Exercise aim
Could you write out every entry exactly as it stands?

Dataset entries
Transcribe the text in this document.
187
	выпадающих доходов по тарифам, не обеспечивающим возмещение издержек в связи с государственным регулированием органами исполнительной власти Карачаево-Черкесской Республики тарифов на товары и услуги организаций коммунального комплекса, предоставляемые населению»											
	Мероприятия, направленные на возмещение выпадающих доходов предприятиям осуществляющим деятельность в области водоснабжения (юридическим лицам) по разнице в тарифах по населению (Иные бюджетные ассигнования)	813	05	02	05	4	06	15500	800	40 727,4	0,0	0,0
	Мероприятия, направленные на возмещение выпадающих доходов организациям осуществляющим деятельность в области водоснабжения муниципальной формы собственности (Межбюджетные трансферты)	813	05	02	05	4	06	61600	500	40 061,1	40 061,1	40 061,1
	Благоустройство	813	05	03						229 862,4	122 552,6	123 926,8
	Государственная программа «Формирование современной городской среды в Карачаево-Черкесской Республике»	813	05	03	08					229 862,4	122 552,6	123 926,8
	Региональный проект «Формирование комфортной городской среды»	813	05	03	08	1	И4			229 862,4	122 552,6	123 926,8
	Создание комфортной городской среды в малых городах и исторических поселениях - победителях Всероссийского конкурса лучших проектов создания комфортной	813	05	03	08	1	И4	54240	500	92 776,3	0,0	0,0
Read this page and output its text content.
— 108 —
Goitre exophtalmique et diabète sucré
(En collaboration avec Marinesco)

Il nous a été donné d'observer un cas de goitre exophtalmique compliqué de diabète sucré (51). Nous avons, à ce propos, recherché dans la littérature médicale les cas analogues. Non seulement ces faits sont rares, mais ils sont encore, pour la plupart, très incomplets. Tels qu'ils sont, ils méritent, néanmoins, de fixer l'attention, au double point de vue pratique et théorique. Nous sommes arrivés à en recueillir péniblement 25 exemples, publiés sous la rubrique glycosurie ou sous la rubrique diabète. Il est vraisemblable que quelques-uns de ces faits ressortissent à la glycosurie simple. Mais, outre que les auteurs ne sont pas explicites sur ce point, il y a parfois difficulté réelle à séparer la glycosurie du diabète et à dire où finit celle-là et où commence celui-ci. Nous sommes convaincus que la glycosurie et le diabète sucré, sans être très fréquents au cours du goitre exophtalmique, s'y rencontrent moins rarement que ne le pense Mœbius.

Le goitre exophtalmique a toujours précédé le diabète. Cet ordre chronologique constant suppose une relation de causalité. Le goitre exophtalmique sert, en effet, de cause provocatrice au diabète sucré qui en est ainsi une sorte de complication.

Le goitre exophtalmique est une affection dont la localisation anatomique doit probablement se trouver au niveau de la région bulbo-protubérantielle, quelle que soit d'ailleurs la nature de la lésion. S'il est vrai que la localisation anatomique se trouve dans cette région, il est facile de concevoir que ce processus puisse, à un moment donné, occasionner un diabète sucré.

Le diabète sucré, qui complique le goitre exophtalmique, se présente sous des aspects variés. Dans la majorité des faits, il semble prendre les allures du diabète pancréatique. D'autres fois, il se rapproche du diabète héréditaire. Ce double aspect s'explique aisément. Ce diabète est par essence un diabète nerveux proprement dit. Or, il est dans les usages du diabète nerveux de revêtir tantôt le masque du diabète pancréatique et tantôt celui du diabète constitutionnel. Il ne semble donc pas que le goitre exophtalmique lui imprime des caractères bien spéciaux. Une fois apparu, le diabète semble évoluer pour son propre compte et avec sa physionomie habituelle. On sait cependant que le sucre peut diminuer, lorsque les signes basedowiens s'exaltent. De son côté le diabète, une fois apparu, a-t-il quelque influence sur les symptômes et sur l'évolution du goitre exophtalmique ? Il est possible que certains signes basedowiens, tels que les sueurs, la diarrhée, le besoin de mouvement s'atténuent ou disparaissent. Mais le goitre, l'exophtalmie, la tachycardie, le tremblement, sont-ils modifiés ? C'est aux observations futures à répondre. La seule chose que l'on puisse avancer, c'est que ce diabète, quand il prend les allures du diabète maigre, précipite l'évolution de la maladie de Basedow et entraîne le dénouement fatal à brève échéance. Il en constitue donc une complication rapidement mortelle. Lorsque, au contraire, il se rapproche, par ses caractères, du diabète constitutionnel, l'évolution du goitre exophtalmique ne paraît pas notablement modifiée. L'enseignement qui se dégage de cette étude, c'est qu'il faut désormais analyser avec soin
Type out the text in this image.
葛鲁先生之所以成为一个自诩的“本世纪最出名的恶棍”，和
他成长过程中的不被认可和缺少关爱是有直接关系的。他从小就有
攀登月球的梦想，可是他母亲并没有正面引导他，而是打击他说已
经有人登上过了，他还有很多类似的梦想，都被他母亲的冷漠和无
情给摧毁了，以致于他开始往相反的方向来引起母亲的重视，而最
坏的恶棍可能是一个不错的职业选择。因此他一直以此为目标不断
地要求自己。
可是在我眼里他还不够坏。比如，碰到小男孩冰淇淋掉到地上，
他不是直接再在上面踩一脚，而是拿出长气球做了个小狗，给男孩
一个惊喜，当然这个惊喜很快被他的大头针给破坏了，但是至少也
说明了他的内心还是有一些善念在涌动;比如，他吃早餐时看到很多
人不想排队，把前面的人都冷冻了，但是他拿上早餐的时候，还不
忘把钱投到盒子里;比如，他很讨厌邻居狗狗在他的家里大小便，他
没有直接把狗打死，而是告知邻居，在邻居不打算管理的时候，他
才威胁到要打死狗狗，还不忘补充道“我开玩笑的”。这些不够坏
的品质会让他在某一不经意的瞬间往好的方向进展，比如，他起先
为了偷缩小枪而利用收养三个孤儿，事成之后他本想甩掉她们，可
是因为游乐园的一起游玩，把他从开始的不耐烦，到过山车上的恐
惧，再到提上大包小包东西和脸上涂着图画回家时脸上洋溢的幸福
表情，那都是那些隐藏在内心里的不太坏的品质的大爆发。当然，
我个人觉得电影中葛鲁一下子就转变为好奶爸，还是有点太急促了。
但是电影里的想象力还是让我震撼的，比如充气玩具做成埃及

Right answer
Transcribe the text in this document.
187
	выпадающих доходов по тарифам, не обеспечивающим возмещение издержек в связи с государственным регулированием органами исполнительной власти Карачаево-Черкесской Республики тарифов на товары и услуги организаций коммунального комплекса, предоставляемые населению»											
	Мероприятия, направленные на возмещение выпадающих доходов предприятиям осуществляющим деятельность в области водоснабжения (юридическим лицам) по разнице в тарифах по населению (Иные бюджетные ассигнования)	813	05	02	05	4	06	15500	800	40 727,4	0,0	0,0
	Мероприятия, направленные на возмещение выпадающих доходов организациям осуществляющим деятельность в области водоснабжения муниципальной формы собственности (Межбюджетные трансферты)	813	05	02	05	4	06	61600	500	40 061,1	40 061,1	40 061,1
	Благоустройство	813	05	03						229 862,4	122 552,6	123 926,8
	Государственная программа «Формирование современной городской среды в Карачаево-Черкесской Республике»	813	05	03	08					229 862,4	122 552,6	123 926,8
	Региональный проект «Формирование комфортной городской среды»	813	05	03	08	1	И4			229 862,4	122 552,6	123 926,8
	Создание комфортной городской среды в малых городах и исторических поселениях - победителях Всероссийского конкурса лучших проектов создания комфортной	813	05	03	08	1	И4	54240	500	92 776,3	0,0	0,0
Read this page and output its text content.
— 108 —
Goitre exophtalmique et diabète sucré
(En collaboration avec Marinesco)

Il nous a été donné d'observer un cas de goitre exophtalmique compliqué de diabète sucré (51). Nous avons, à ce propos, recherché dans la littérature médicale les cas analogues. Non seulement ces faits sont rares, mais ils sont encore, pour la plupart, très incomplets. Tels qu'ils sont, ils méritent, néanmoins, de fixer l'attention, au double point de vue pratique et théorique. Nous sommes arrivés à en recueillir péniblement 25 exemples, publiés sous la rubrique glycosurie ou sous la rubrique diabète. Il est vraisemblable que quelques-uns de ces faits ressortissent à la glycosurie simple. Mais, outre que les auteurs ne sont pas explicites sur ce point, il y a parfois difficulté réelle à séparer la glycosurie du diabète et à dire où finit celle-là et où commence celui-ci. Nous sommes convaincus que la glycosurie et le diabète sucré, sans être très fréquents au cours du goitre exophtalmique, s'y rencontrent moins rarement que ne le pense Mœbius.

Le goitre exophtalmique a toujours précédé le diabète. Cet ordre chronologique constant suppose une relation de causalité. Le goitre exophtalmique sert, en effet, de cause provocatrice au diabète sucré qui en est ainsi une sorte de complication.

Le goitre exophtalmique est une affection dont la localisation anatomique doit probablement se trouver au niveau de la région bulbo-protubérantielle, quelle que soit d'ailleurs la nature de la lésion. S'il est vrai que la localisation anatomique se trouve dans cette région, il est facile de concevoir que ce processus puisse, à un moment donné, occasionner un diabète sucré.

Le diabète sucré, qui complique le goitre exophtalmique, se présente sous des aspects variés. Dans la majorité des faits, il semble prendre les allures du diabète pancréatique. D'autres fois, il se rapproche du diabète héréditaire. Ce double aspect s'explique aisément. Ce diabète est par essence un diabète nerveux proprement dit. Or, il est dans les usages du diabète nerveux de revêtir tantôt le masque du diabète pancréatique et tantôt celui du diabète constitutionnel. Il ne semble donc pas que le goitre exophtalmique lui imprime des caractères bien spéciaux. Une fois apparu, le diabète semble évoluer pour son propre compte et avec sa physionomie habituelle. On sait cependant que le sucre peut diminuer, lorsque les signes basedowiens s'exaltent. De son côté le diabète, une fois apparu, a-t-il quelque influence sur les symptômes et sur l'évolution du goitre exophtalmique ? Il est possible que certains signes basedowiens, tels que les sueurs, la diarrhée, le besoin de mouvement s'atténuent ou disparaissent. Mais le goitre, l'exophtalmie, la tachycardie, le tremblement, sont-ils modifiés ? C'est aux observations futures à répondre. La seule chose que l'on puisse avancer, c'est que ce diabète, quand il prend les allures du diabète maigre, précipite l'évolution de la maladie de Basedow et entraîne le dénouement fatal à brève échéance. Il en constitue donc une complication rapidement mortelle. Lorsque, au contraire, il se rapproche, par ses caractères, du diabète constitutionnel, l'évolution du goitre exophtalmique ne paraît pas notablement modifiée. L'enseignement qui se dégage de cette étude, c'est qu'il faut désormais analyser avec soin
Type out the text in this image.
葛鲁先生之所以成为一个自诩的“本世纪最出名的恶棍”，和
他成长过程中的不被认可和缺少关爱是有直接关系的。他从小就有
攀登月球的梦想，可是他母亲并没有正面引导他，而是打击他说已
经有人登上过了，他还有很多类似的梦想，都被他母亲的冷漠和无
情给摧毁了，以致于他开始往相反的方向来引起母亲的重视，而最
坏的恶棍可能是一个不错的职业选择。因此他一直以此为目标不断
地要求自己。
可是在我眼里他还不够坏。比如，碰到小男孩冰淇淋掉到地上，
他不是直接再在上面踩一脚，而是拿出长气球做了个小狗，给男孩
一个惊喜，当然这个惊喜很快被他的大头针给破坏了，但是至少也
说明了他的内心还是有一些善念在涌动;比如，他吃早餐时看到很多
人不想排队，把前面的人都冷冻了，但是他拿上早餐的时候，还不
忘把钱投到盒子里;比如，他很讨厌邻居狗狗在他的家里大小便，他
没有直接把狗打死，而是告知邻居，在邻居不打算管理的时候，他
才威胁到要打死狗狗，还不忘补充道“我开玩笑的”。这些不够坏
的品质会让他在某一不经意的瞬间往好的方向进展，比如，他起先
为了偷缩小枪而利用收养三个孤儿，事成之后他本想甩掉她们，可
是因为游乐园的一起游玩，把他从开始的不耐烦，到过山车上的恐
惧，再到提上大包小包东西和脸上涂着图画回家时脸上洋溢的幸福
表情，那都是那些隐藏在内心里的不太坏的品质的大爆发。当然，
我个人觉得电影中葛鲁一下子就转变为好奶爸，还是有点太急促了。
但是电影里的想象力还是让我震撼的，比如充气玩具做成埃及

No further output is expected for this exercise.